(Items from a dataset)
((

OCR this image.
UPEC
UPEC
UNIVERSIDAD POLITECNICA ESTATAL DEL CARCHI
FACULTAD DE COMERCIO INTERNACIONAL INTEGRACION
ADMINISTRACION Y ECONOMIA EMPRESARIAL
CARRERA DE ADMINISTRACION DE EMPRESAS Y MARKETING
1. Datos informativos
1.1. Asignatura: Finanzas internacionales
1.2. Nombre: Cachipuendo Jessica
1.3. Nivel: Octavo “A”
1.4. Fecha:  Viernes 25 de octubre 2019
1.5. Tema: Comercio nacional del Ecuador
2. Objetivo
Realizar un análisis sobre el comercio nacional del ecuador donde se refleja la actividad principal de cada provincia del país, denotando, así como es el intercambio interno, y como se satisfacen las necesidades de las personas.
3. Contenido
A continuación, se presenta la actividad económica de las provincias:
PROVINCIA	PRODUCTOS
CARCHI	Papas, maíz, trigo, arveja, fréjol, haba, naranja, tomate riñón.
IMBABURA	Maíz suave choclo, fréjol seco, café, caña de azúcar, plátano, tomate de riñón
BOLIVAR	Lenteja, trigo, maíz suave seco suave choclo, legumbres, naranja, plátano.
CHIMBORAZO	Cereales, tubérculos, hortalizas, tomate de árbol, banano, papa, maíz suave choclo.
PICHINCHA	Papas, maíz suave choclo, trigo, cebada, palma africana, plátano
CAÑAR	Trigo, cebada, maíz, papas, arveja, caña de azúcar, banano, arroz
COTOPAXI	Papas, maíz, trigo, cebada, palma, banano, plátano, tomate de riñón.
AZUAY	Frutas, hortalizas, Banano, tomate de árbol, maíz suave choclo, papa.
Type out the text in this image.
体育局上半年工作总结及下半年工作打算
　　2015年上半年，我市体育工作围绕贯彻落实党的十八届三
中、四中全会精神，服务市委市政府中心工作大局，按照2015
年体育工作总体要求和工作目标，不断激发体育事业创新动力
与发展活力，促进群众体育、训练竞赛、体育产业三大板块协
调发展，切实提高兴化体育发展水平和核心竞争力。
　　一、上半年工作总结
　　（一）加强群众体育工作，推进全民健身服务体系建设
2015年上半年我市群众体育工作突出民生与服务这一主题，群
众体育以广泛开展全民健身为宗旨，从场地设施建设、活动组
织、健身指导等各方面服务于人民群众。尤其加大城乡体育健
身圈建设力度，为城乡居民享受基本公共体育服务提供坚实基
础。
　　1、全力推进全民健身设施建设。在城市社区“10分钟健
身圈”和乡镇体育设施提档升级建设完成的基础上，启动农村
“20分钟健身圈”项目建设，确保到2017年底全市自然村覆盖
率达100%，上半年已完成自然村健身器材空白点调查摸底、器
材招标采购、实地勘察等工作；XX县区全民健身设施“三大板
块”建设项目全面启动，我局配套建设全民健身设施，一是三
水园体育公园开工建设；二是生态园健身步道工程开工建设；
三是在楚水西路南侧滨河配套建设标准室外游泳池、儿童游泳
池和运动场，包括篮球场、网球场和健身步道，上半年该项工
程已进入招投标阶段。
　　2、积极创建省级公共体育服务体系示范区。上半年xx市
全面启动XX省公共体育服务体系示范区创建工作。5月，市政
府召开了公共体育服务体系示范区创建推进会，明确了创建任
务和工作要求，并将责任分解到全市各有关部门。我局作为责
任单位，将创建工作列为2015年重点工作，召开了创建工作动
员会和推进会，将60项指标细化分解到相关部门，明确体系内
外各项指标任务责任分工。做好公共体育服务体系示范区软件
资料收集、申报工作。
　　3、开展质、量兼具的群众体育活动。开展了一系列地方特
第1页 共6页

))

- _Objective_:
Reproduce each line verbatim.

- _Expected output_:
OCR this image.
UPEC
UPEC
UNIVERSIDAD POLITECNICA ESTATAL DEL CARCHI
FACULTAD DE COMERCIO INTERNACIONAL INTEGRACION
ADMINISTRACION Y ECONOMIA EMPRESARIAL
CARRERA DE ADMINISTRACION DE EMPRESAS Y MARKETING
1. Datos informativos
1.1. Asignatura: Finanzas internacionales
1.2. Nombre: Cachipuendo Jessica
1.3. Nivel: Octavo “A”
1.4. Fecha:  Viernes 25 de octubre 2019
1.5. Tema: Comercio nacional del Ecuador
2. Objetivo
Realizar un análisis sobre el comercio nacional del ecuador donde se refleja la actividad principal de cada provincia del país, denotando, así como es el intercambio interno, y como se satisfacen las necesidades de las personas.
3. Contenido
A continuación, se presenta la actividad económica de las provincias:
PROVINCIA	PRODUCTOS
CARCHI	Papas, maíz, trigo, arveja, fréjol, haba, naranja, tomate riñón.
IMBABURA	Maíz suave choclo, fréjol seco, café, caña de azúcar, plátano, tomate de riñón
BOLIVAR	Lenteja, trigo, maíz suave seco suave choclo, legumbres, naranja, plátano.
CHIMBORAZO	Cereales, tubérculos, hortalizas, tomate de árbol, banano, papa, maíz suave choclo.
PICHINCHA	Papas, maíz suave choclo, trigo, cebada, palma africana, plátano
CAÑAR	Trigo, cebada, maíz, papas, arveja, caña de azúcar, banano, arroz
COTOPAXI	Papas, maíz, trigo, cebada, palma, banano, plátano, tomate de riñón.
AZUAY	Frutas, hortalizas, Banano, tomate de árbol, maíz suave choclo, papa.
Type out the text in this image.
体育局上半年工作总结及下半年工作打算
　　2015年上半年，我市体育工作围绕贯彻落实党的十八届三
中、四中全会精神，服务市委市政府中心工作大局，按照2015
年体育工作总体要求和工作目标，不断激发体育事业创新动力
与发展活力，促进群众体育、训练竞赛、体育产业三大板块协
调发展，切实提高兴化体育发展水平和核心竞争力。
　　一、上半年工作总结
　　（一）加强群众体育工作，推进全民健身服务体系建设
2015年上半年我市群众体育工作突出民生与服务这一主题，群
众体育以广泛开展全民健身为宗旨，从场地设施建设、活动组
织、健身指导等各方面服务于人民群众。尤其加大城乡体育健
身圈建设力度，为城乡居民享受基本公共体育服务提供坚实基
础。
　　1、全力推进全民健身设施建设。在城市社区“10分钟健
身圈”和乡镇体育设施提档升级建设完成的基础上，启动农村
“20分钟健身圈”项目建设，确保到2017年底全市自然村覆盖
率达100%，上半年已完成自然村健身器材空白点调查摸底、器
材招标采购、实地勘察等工作；XX县区全民健身设施“三大板
块”建设项目全面启动，我局配套建设全民健身设施，一是三
水园体育公园开工建设；二是生态园健身步道工程开工建设；
三是在楚水西路南侧滨河配套建设标准室外游泳池、儿童游泳
池和运动场，包括篮球场、网球场和健身步道，上半年该项工
程已进入招投标阶段。
　　2、积极创建省级公共体育服务体系示范区。上半年xx市
全面启动XX省公共体育服务体系示范区创建工作。5月，市政
府召开了公共体育服务体系示范区创建推进会，明确了创建任
务和工作要求，并将责任分解到全市各有关部门。我局作为责
任单位，将创建工作列为2015年重点工作，召开了创建工作动
员会和推进会，将60项指标细化分解到相关部门，明确体系内
外各项指标任务责任分工。做好公共体育服务体系示范区软件
资料收集、申报工作。
　　3、开展质、量兼具的群众体育活动。开展了一系列地方特
第1页 共6页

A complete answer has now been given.